PROBLEM = Leave out the pictures and copy every record exactly.

++++ LISTED RECORDS ++++

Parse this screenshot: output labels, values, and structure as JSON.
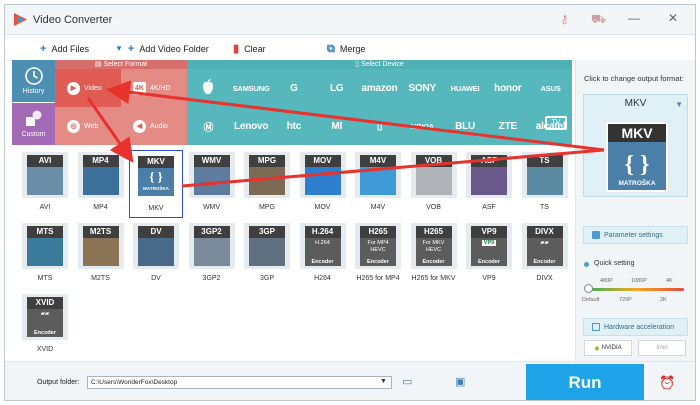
{
  "app": {
    "title": "Video Converter"
  },
  "toolbar": {
    "add_files": "Add Files",
    "add_video_folder": "Add Video Folder",
    "clear": "Clear",
    "merge": "Merge"
  },
  "sidebar": {
    "history": "History",
    "custom": "Custom"
  },
  "sections": {
    "select_format": "Select Format",
    "select_device": "Select Device"
  },
  "format_categories": {
    "video": "Video",
    "hd": "4K/HD",
    "web": "Web",
    "audio": "Audio"
  },
  "devices": {
    "row1": [
      "",
      "SAMSUNG",
      "G",
      "LG",
      "amazon",
      "SONY",
      "HUAWEI",
      "honor",
      "ASUS"
    ],
    "row2": [
      "",
      "Lenovo",
      "htc",
      "MI",
      "",
      "NOKIA",
      "BLU",
      "ZTE",
      "alcatel",
      "TV"
    ]
  },
  "formats": [
    {
      "tag": "AVI",
      "label": "AVI"
    },
    {
      "tag": "MP4",
      "label": "MP4"
    },
    {
      "tag": "MKV",
      "label": "MKV"
    },
    {
      "tag": "WMV",
      "label": "WMV"
    },
    {
      "tag": "MPG",
      "label": "MPG"
    },
    {
      "tag": "MOV",
      "label": "MOV"
    },
    {
      "tag": "M4V",
      "label": "M4V"
    },
    {
      "tag": "VOB",
      "label": "VOB"
    },
    {
      "tag": "ASF",
      "label": "ASF"
    },
    {
      "tag": "TS",
      "label": "TS"
    },
    {
      "tag": "MTS",
      "label": "MTS"
    },
    {
      "tag": "M2TS",
      "label": "M2TS"
    },
    {
      "tag": "DV",
      "label": "DV"
    },
    {
      "tag": "3GP2",
      "label": "3GP2"
    },
    {
      "tag": "3GP",
      "label": "3GP"
    },
    {
      "tag": "H.264",
      "label": "H264"
    },
    {
      "tag": "H265",
      "label": "H265 for MP4"
    },
    {
      "tag": "H265",
      "label": "H265 for MKV"
    },
    {
      "tag": "VP9",
      "label": "VP9"
    },
    {
      "tag": "DIVX",
      "label": "DIVX"
    },
    {
      "tag": "XVID",
      "label": "XVID"
    }
  ],
  "selected_format_index": 2,
  "tile_sub": {
    "matroska": "MATROŠKA",
    "encoder": "Encoder",
    "for_mp4": "For MP4",
    "for_mkv": "For MKV",
    "hevc": "HEVC",
    "h264": "H.264"
  },
  "right_panel": {
    "hint": "Click to change output format:",
    "output_format": "MKV",
    "output_badge": "MKV",
    "output_sub": "MATROŠKA",
    "parameter_settings": "Parameter settings",
    "quick_setting": "Quick setting",
    "ticks_top": [
      "480P",
      "1080P",
      "4K"
    ],
    "ticks_bottom": [
      "Default",
      "720P",
      "2K"
    ],
    "hardware_acceleration": "Hardware acceleration",
    "nvidia": "NVIDIA",
    "intel": "Intel"
  },
  "footer": {
    "output_folder_label": "Output folder:",
    "output_folder_value": "C:\\Users\\WonderFox\\Desktop",
    "run": "Run"
  },
  "colors": {
    "accent": "#1fa3e8",
    "annotation": "#e8322e",
    "format_red": "#e58b86",
    "device_teal": "#56b8bd"
  }
}
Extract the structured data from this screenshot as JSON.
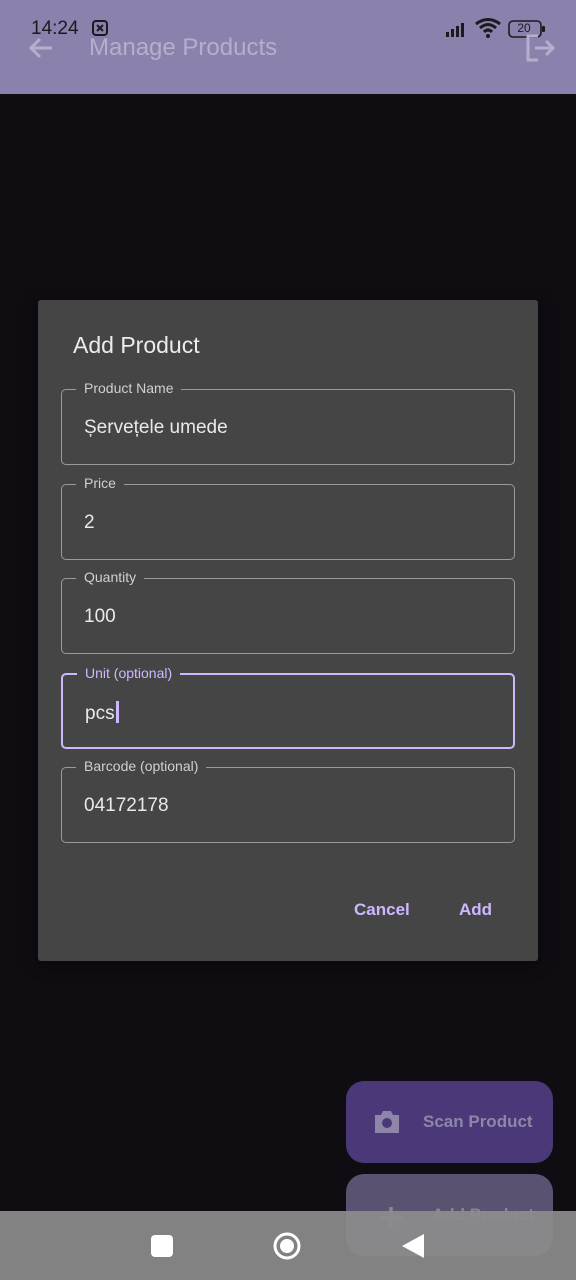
{
  "status_bar": {
    "time": "14:24",
    "battery": "20"
  },
  "app_bar": {
    "title": "Manage Products",
    "back_icon": "arrow-back-icon",
    "logout_icon": "logout-icon"
  },
  "dialog": {
    "title": "Add Product",
    "fields": [
      {
        "label": "Product Name",
        "value": "Șervețele umede"
      },
      {
        "label": "Price",
        "value": "2"
      },
      {
        "label": "Quantity",
        "value": "100"
      },
      {
        "label": "Unit (optional)",
        "value": "pcs"
      },
      {
        "label": "Barcode (optional)",
        "value": "04172178"
      }
    ],
    "cancel_label": "Cancel",
    "add_label": "Add"
  },
  "fabs": {
    "scan_label": "Scan Product",
    "scan_icon": "camera-icon",
    "add_label": "Add Product",
    "add_icon": "plus-icon"
  },
  "colors": {
    "accent": "#cdb8ff",
    "dialog_bg": "#454545",
    "app_bar": "#8c80ad"
  }
}
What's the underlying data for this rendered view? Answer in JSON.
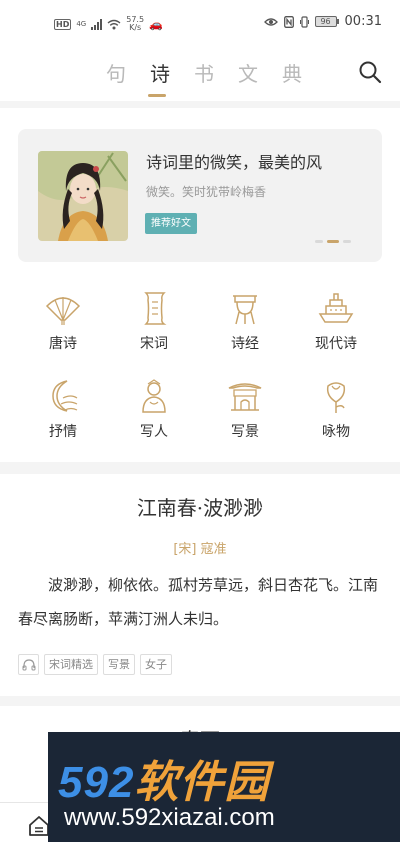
{
  "status_bar": {
    "hd": "HD",
    "network": "4G",
    "speed_value": "57.5",
    "speed_unit": "K/s",
    "battery": "96",
    "time": "00:31"
  },
  "nav": {
    "tabs": [
      {
        "label": "句",
        "active": false
      },
      {
        "label": "诗",
        "active": true
      },
      {
        "label": "书",
        "active": false
      },
      {
        "label": "文",
        "active": false
      },
      {
        "label": "典",
        "active": false
      }
    ],
    "search_icon": "search-icon"
  },
  "banner": {
    "title": "诗词里的微笑，最美的风",
    "subtitle": "微笑。笑时犹带岭梅香",
    "tag": "推荐好文",
    "page_count": 3,
    "active_page": 1
  },
  "categories": [
    {
      "label": "唐诗",
      "icon": "fan-icon"
    },
    {
      "label": "宋词",
      "icon": "scroll-icon"
    },
    {
      "label": "诗经",
      "icon": "ding-vessel-icon"
    },
    {
      "label": "现代诗",
      "icon": "ship-icon"
    },
    {
      "label": "抒情",
      "icon": "moon-icon"
    },
    {
      "label": "写人",
      "icon": "person-icon"
    },
    {
      "label": "写景",
      "icon": "pavilion-icon"
    },
    {
      "label": "咏物",
      "icon": "flower-icon"
    }
  ],
  "poem": {
    "title": "江南春·波渺渺",
    "author": "[宋] 寇准",
    "body": "波渺渺，柳依依。孤村芳草远，斜日杏花飞。江南春尽离肠断，苹满汀洲人未归。",
    "tags": [
      "宋词精选",
      "写景",
      "女子"
    ]
  },
  "next_poem": {
    "title": "春雨"
  },
  "bottom_bar": {
    "home_icon": "home-icon"
  },
  "watermark": {
    "brand_number": "592",
    "brand_text": "软件园",
    "url": "www.592xiazai.com"
  },
  "colors": {
    "accent_gold": "#c9a46a",
    "tag_teal": "#5fb0b3",
    "watermark_blue": "#3d8fe6",
    "watermark_orange": "#f0a23a"
  }
}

++++

EXERCISE RESPONSE =
Parse this screenshot: output labels, values, and structure as JSON.
{
  "app": {
    "title": "Video Converter"
  },
  "toolbar": {
    "add_files": "Add Files",
    "add_video_folder": "Add Video Folder",
    "clear": "Clear",
    "merge": "Merge"
  },
  "sidebar": {
    "history": "History",
    "custom": "Custom"
  },
  "sections": {
    "select_format": "Select Format",
    "select_device": "Select Device"
  },
  "format_categories": {
    "video": "Video",
    "hd": "4K/HD",
    "web": "Web",
    "audio": "Audio"
  },
  "devices": {
    "row1": [
      "",
      "SAMSUNG",
      "G",
      "LG",
      "amazon",
      "SONY",
      "HUAWEI",
      "honor",
      "ASUS"
    ],
    "row2": [
      "",
      "Lenovo",
      "htc",
      "MI",
      "",
      "NOKIA",
      "BLU",
      "ZTE",
      "alcatel",
      "TV"
    ]
  },
  "formats": [
    {
      "tag": "AVI",
      "label": "AVI"
    },
    {
      "tag": "MP4",
      "label": "MP4"
    },
    {
      "tag": "MKV",
      "label": "MKV"
    },
    {
      "tag": "WMV",
      "label": "WMV"
    },
    {
      "tag": "MPG",
      "label": "MPG"
    },
    {
      "tag": "MOV",
      "label": "MOV"
    },
    {
      "tag": "M4V",
      "label": "M4V"
    },
    {
      "tag": "VOB",
      "label": "VOB"
    },
    {
      "tag": "ASF",
      "label": "ASF"
    },
    {
      "tag": "TS",
      "label": "TS"
    },
    {
      "tag": "MTS",
      "label": "MTS"
    },
    {
      "tag": "M2TS",
      "label": "M2TS"
    },
    {
      "tag": "DV",
      "label": "DV"
    },
    {
      "tag": "3GP2",
      "label": "3GP2"
    },
    {
      "tag": "3GP",
      "label": "3GP"
    },
    {
      "tag": "H.264",
      "label": "H264"
    },
    {
      "tag": "H265",
      "label": "H265 for MP4"
    },
    {
      "tag": "H265",
      "label": "H265 for MKV"
    },
    {
      "tag": "VP9",
      "label": "VP9"
    },
    {
      "tag": "DIVX",
      "label": "DIVX"
    },
    {
      "tag": "XVID",
      "label": "XVID"
    }
  ],
  "selected_format_index": 2,
  "tile_sub": {
    "matroska": "MATROŠKA",
    "encoder": "Encoder",
    "for_mp4": "For MP4",
    "for_mkv": "For MKV",
    "hevc": "HEVC",
    "h264": "H.264"
  },
  "right_panel": {
    "hint": "Click to change output format:",
    "output_format": "MKV",
    "output_badge": "MKV",
    "output_sub": "MATROŠKA",
    "parameter_settings": "Parameter settings",
    "quick_setting": "Quick setting",
    "ticks_top": [
      "480P",
      "1080P",
      "4K"
    ],
    "ticks_bottom": [
      "Default",
      "720P",
      "2K"
    ],
    "hardware_acceleration": "Hardware acceleration",
    "nvidia": "NVIDIA",
    "intel": "Intel"
  },
  "footer": {
    "output_folder_label": "Output folder:",
    "output_folder_value": "C:\\Users\\WonderFox\\Desktop",
    "run": "Run"
  },
  "colors": {
    "accent": "#1fa3e8",
    "annotation": "#e8322e",
    "format_red": "#e58b86",
    "device_teal": "#56b8bd"
  }
}
Extract the structured data from this screenshot as JSON.
{
  "status_bar": {
    "time": "14:24",
    "battery": "20"
  },
  "app_bar": {
    "title": "Manage Products",
    "back_icon": "arrow-back-icon",
    "logout_icon": "logout-icon"
  },
  "dialog": {
    "title": "Add Product",
    "fields": [
      {
        "label": "Product Name",
        "value": "Șervețele umede"
      },
      {
        "label": "Price",
        "value": "2"
      },
      {
        "label": "Quantity",
        "value": "100"
      },
      {
        "label": "Unit (optional)",
        "value": "pcs"
      },
      {
        "label": "Barcode (optional)",
        "value": "04172178"
      }
    ],
    "cancel_label": "Cancel",
    "add_label": "Add"
  },
  "fabs": {
    "scan_label": "Scan Product",
    "scan_icon": "camera-icon",
    "add_label": "Add Product",
    "add_icon": "plus-icon"
  },
  "colors": {
    "accent": "#cdb8ff",
    "dialog_bg": "#454545",
    "app_bar": "#8c80ad"
  }
}
What's the underlying data for this rendered view? Answer in JSON.
{
  "status_bar": {
    "hd": "HD",
    "network": "4G",
    "speed_value": "57.5",
    "speed_unit": "K/s",
    "battery": "96",
    "time": "00:31"
  },
  "nav": {
    "tabs": [
      {
        "label": "句",
        "active": false
      },
      {
        "label": "诗",
        "active": true
      },
      {
        "label": "书",
        "active": false
      },
      {
        "label": "文",
        "active": false
      },
      {
        "label": "典",
        "active": false
      }
    ],
    "search_icon": "search-icon"
  },
  "banner": {
    "title": "诗词里的微笑，最美的风",
    "subtitle": "微笑。笑时犹带岭梅香",
    "tag": "推荐好文",
    "page_count": 3,
    "active_page": 1
  },
  "categories": [
    {
      "label": "唐诗",
      "icon": "fan-icon"
    },
    {
      "label": "宋词",
      "icon": "scroll-icon"
    },
    {
      "label": "诗经",
      "icon": "ding-vessel-icon"
    },
    {
      "label": "现代诗",
      "icon": "ship-icon"
    },
    {
      "label": "抒情",
      "icon": "moon-icon"
    },
    {
      "label": "写人",
      "icon": "person-icon"
    },
    {
      "label": "写景",
      "icon": "pavilion-icon"
    },
    {
      "label": "咏物",
      "icon": "flower-icon"
    }
  ],
  "poem": {
    "title": "江南春·波渺渺",
    "author": "[宋] 寇准",
    "body": "波渺渺，柳依依。孤村芳草远，斜日杏花飞。江南春尽离肠断，苹满汀洲人未归。",
    "tags": [
      "宋词精选",
      "写景",
      "女子"
    ]
  },
  "next_poem": {
    "title": "春雨"
  },
  "bottom_bar": {
    "home_icon": "home-icon"
  },
  "watermark": {
    "brand_number": "592",
    "brand_text": "软件园",
    "url": "www.592xiazai.com"
  },
  "colors": {
    "accent_gold": "#c9a46a",
    "tag_teal": "#5fb0b3",
    "watermark_blue": "#3d8fe6",
    "watermark_orange": "#f0a23a"
  }
}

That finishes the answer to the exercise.